**PROVIDED RECORDS:**
──────────────────────────────

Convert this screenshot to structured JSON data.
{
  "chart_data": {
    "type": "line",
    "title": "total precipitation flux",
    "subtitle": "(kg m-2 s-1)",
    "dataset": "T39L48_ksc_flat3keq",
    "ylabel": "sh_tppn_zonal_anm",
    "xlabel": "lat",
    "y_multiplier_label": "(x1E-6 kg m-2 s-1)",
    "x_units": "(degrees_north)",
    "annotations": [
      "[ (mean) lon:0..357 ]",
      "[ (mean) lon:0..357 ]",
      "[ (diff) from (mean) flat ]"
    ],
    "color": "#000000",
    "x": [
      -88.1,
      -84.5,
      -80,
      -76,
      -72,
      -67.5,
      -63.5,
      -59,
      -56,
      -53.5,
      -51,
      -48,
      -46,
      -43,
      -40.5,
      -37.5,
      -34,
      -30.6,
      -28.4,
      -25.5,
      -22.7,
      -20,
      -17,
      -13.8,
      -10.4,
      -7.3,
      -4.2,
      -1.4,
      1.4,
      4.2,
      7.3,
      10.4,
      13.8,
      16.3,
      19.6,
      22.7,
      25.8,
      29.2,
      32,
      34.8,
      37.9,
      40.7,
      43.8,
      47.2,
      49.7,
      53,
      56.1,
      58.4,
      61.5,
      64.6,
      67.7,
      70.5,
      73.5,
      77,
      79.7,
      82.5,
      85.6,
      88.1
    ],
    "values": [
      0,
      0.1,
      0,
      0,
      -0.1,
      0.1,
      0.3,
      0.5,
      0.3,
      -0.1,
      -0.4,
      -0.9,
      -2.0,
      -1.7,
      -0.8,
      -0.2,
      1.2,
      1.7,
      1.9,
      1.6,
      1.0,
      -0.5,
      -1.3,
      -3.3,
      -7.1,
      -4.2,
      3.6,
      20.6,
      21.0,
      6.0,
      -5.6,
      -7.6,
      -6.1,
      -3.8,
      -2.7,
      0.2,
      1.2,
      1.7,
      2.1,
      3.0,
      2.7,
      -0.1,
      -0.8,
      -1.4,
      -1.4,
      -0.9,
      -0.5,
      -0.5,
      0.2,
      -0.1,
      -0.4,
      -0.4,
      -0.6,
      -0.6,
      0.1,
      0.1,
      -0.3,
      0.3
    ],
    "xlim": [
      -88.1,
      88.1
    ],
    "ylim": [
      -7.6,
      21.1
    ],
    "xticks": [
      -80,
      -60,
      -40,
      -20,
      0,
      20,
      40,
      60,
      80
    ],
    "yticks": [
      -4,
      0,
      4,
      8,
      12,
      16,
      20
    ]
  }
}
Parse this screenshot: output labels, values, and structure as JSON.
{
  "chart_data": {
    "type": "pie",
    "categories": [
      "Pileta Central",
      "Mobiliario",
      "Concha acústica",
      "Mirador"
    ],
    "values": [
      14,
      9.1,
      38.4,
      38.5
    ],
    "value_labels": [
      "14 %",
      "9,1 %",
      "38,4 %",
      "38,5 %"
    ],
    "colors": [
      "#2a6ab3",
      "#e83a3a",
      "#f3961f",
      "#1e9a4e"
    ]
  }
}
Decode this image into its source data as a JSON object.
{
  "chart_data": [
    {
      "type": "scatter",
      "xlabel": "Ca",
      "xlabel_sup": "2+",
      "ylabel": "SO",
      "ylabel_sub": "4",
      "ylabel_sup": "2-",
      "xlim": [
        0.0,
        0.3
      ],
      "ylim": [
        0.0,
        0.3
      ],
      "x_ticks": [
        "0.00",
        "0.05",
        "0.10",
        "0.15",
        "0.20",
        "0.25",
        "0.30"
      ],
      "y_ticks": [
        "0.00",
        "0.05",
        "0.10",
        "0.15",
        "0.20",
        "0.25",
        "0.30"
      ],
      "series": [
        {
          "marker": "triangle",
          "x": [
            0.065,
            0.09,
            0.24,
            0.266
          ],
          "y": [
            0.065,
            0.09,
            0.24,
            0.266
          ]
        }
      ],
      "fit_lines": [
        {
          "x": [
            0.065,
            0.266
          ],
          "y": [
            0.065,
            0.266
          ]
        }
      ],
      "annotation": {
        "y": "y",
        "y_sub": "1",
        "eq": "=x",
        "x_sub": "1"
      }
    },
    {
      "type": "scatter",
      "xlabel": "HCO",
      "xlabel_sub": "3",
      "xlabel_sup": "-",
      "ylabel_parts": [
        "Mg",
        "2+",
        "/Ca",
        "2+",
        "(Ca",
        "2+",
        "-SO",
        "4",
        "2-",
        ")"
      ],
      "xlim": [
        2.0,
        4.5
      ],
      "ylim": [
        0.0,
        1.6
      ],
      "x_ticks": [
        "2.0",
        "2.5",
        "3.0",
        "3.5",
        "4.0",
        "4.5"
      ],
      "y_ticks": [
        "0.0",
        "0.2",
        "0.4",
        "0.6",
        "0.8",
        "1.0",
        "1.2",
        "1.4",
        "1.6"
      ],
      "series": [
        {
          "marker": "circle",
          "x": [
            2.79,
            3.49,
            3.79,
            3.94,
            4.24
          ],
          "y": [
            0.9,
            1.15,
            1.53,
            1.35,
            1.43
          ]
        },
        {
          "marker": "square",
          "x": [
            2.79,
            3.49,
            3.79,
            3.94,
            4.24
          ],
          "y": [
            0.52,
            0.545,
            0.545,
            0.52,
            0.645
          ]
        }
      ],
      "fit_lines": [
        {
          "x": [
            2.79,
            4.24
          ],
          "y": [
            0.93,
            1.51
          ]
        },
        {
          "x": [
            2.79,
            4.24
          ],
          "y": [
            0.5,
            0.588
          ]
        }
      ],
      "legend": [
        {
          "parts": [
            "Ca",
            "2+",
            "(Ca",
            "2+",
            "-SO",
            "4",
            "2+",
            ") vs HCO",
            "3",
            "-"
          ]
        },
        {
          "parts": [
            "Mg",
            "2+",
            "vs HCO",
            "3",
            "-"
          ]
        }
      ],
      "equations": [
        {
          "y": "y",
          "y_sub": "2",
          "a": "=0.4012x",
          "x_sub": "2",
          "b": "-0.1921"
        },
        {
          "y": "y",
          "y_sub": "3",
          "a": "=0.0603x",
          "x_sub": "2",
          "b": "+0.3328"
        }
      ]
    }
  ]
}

──────────────────────────────

**GOAL OF THE EXERCISE:** Where a line in the material above holds "screenshot", copy that line.

**FINISHED ANSWER:**
Convert this screenshot to structured JSON data.
Parse this screenshot: output labels, values, and structure as JSON.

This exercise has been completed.